-- start Task input --
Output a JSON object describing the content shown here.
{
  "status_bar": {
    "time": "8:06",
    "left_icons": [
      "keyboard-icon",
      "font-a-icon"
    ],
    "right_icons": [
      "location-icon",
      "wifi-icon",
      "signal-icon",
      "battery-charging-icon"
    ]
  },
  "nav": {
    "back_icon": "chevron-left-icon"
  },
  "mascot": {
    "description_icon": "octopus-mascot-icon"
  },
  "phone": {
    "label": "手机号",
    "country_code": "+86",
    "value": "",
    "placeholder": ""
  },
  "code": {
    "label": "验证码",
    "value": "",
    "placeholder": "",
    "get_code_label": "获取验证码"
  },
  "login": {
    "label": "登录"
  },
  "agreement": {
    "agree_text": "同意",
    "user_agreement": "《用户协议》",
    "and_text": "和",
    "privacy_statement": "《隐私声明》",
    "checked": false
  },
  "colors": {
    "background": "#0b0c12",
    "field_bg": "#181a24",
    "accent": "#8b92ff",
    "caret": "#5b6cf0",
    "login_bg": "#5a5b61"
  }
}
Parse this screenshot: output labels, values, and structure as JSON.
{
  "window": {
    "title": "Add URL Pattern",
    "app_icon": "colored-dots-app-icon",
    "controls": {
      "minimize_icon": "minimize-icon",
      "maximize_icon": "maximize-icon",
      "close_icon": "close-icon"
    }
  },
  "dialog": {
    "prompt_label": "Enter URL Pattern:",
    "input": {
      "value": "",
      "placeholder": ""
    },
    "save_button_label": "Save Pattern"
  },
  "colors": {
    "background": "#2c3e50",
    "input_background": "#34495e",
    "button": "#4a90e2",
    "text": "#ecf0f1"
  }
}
-- end Task input --
- _Set exercise_: Extract all lines as given.

- _The response_:
Output a JSON object describing the content shown here.
{
  "status_bar": {
    "time": "8:06",
    "left_icons": [
      "keyboard-icon",
      "font-a-icon"
    ],
    "right_icons": [
      "location-icon",
      "wifi-icon",
      "signal-icon",
      "battery-charging-icon"
    ]
  },
  "nav": {
    "back_icon": "chevron-left-icon"
  },
  "mascot": {
    "description_icon": "octopus-mascot-icon"
  },
  "phone": {
    "label": "手机号",
    "country_code": "+86",
    "value": "",
    "placeholder": ""
  },
  "code": {
    "label": "验证码",
    "value": "",
    "placeholder": "",
    "get_code_label": "获取验证码"
  },
  "login": {
    "label": "登录"
  },
  "agreement": {
    "agree_text": "同意",
    "user_agreement": "《用户协议》",
    "and_text": "和",
    "privacy_statement": "《隐私声明》",
    "checked": false
  },
  "colors": {
    "background": "#0b0c12",
    "field_bg": "#181a24",
    "accent": "#8b92ff",
    "caret": "#5b6cf0",
    "login_bg": "#5a5b61"
  }
}
Parse this screenshot: output labels, values, and structure as JSON.
{
  "window": {
    "title": "Add URL Pattern",
    "app_icon": "colored-dots-app-icon",
    "controls": {
      "minimize_icon": "minimize-icon",
      "maximize_icon": "maximize-icon",
      "close_icon": "close-icon"
    }
  },
  "dialog": {
    "prompt_label": "Enter URL Pattern:",
    "input": {
      "value": "",
      "placeholder": ""
    },
    "save_button_label": "Save Pattern"
  },
  "colors": {
    "background": "#2c3e50",
    "input_background": "#34495e",
    "button": "#4a90e2",
    "text": "#ecf0f1"
  }
}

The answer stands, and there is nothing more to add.